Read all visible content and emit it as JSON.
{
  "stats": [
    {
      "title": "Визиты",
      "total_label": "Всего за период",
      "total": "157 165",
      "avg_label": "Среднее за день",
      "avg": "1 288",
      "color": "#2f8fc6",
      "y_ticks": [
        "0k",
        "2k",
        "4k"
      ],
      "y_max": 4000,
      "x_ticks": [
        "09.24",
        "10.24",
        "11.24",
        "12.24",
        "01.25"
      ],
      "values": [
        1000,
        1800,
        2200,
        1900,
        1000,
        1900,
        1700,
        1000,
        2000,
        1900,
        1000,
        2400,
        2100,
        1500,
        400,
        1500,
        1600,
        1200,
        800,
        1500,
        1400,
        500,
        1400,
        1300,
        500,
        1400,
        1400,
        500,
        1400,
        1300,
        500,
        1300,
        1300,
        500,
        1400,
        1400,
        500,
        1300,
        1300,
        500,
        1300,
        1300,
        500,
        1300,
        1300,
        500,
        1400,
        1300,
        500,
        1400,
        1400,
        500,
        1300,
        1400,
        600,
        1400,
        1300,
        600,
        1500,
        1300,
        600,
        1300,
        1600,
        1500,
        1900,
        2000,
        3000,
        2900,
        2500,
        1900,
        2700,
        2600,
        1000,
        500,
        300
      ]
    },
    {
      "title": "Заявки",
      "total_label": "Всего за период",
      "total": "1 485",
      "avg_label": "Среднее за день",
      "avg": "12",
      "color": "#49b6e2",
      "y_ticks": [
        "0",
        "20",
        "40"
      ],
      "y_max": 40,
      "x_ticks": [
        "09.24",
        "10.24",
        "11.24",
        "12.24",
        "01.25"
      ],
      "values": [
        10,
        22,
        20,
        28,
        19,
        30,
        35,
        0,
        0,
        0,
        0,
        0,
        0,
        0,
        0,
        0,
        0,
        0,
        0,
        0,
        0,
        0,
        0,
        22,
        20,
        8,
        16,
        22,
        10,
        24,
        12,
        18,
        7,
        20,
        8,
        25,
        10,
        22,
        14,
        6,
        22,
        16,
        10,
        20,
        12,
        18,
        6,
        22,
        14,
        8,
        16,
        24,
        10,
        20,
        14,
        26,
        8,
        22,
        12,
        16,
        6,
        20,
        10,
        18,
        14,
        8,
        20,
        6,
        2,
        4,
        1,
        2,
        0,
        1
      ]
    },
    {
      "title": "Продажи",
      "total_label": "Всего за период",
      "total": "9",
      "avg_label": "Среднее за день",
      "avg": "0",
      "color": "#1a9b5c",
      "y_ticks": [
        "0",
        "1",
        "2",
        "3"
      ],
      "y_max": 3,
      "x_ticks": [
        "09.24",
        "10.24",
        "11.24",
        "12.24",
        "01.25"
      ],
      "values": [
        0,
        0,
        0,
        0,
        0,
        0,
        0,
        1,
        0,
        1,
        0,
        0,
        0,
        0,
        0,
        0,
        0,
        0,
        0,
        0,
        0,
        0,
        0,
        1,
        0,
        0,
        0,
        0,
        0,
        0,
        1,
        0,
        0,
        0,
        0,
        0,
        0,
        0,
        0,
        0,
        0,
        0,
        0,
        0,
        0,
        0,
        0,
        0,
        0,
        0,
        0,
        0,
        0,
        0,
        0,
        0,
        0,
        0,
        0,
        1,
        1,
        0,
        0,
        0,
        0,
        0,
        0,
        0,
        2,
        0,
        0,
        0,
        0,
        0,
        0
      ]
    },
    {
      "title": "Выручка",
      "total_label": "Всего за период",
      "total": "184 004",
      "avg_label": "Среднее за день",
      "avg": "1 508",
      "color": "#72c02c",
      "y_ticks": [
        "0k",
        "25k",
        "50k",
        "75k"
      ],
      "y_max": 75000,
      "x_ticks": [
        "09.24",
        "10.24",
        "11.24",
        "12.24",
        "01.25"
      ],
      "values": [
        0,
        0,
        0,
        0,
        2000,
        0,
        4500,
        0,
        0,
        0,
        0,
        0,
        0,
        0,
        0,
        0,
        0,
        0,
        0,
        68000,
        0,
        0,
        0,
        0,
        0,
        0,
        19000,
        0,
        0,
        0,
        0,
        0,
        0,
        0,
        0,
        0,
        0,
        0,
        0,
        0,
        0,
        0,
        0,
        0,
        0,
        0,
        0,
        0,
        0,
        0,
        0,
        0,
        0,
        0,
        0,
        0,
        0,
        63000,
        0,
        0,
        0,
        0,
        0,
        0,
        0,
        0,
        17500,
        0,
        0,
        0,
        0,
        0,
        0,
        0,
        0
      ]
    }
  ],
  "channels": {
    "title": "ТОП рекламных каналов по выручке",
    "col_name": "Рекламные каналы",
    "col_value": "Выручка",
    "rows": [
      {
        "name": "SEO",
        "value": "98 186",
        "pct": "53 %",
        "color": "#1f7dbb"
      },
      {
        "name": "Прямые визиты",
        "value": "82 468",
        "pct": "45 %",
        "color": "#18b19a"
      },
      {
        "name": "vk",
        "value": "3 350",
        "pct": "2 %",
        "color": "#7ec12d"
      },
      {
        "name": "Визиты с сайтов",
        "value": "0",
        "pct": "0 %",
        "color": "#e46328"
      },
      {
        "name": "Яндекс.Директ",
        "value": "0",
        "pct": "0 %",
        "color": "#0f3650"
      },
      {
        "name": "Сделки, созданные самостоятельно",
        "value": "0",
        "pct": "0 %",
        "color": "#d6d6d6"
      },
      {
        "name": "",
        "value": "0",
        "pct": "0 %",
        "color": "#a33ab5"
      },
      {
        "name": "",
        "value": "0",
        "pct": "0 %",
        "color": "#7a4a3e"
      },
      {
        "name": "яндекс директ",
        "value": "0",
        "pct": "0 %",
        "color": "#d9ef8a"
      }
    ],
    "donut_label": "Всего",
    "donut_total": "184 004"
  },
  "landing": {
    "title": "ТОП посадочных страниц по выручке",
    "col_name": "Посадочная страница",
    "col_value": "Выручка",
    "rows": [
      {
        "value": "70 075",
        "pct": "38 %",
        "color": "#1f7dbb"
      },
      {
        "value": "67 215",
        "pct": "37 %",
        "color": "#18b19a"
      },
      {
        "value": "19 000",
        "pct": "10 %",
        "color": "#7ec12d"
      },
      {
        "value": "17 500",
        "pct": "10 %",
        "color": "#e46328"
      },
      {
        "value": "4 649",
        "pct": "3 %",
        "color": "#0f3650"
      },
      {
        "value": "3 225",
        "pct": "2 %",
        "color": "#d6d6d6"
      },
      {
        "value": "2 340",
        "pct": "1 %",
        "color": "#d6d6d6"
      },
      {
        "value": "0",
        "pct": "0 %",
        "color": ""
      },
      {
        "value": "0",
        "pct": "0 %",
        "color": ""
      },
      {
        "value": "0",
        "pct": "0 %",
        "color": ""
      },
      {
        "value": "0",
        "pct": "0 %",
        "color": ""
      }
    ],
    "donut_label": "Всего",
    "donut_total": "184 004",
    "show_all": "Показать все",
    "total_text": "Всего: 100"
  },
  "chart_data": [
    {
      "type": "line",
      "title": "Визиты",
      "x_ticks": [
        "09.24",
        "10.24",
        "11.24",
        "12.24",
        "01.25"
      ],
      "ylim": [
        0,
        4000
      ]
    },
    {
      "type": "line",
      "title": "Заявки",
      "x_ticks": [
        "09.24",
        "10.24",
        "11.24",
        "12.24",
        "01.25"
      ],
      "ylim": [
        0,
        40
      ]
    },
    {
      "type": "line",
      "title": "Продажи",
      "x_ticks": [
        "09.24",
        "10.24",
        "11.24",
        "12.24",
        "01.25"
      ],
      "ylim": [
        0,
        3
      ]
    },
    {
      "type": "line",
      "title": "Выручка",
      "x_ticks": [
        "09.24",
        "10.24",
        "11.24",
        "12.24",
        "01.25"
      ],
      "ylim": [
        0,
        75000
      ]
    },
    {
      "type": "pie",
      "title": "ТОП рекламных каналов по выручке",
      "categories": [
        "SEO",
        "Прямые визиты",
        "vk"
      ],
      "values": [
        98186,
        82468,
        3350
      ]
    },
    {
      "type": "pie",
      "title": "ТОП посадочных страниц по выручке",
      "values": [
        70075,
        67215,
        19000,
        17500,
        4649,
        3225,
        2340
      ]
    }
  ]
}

- - - -

Exercise objective - Pick out the lines that include the word "каналов" and write them out.

Reply to the task -
    "title": "ТОП рекламных каналов по выручке",
      "title": "ТОП рекламных каналов по выручке",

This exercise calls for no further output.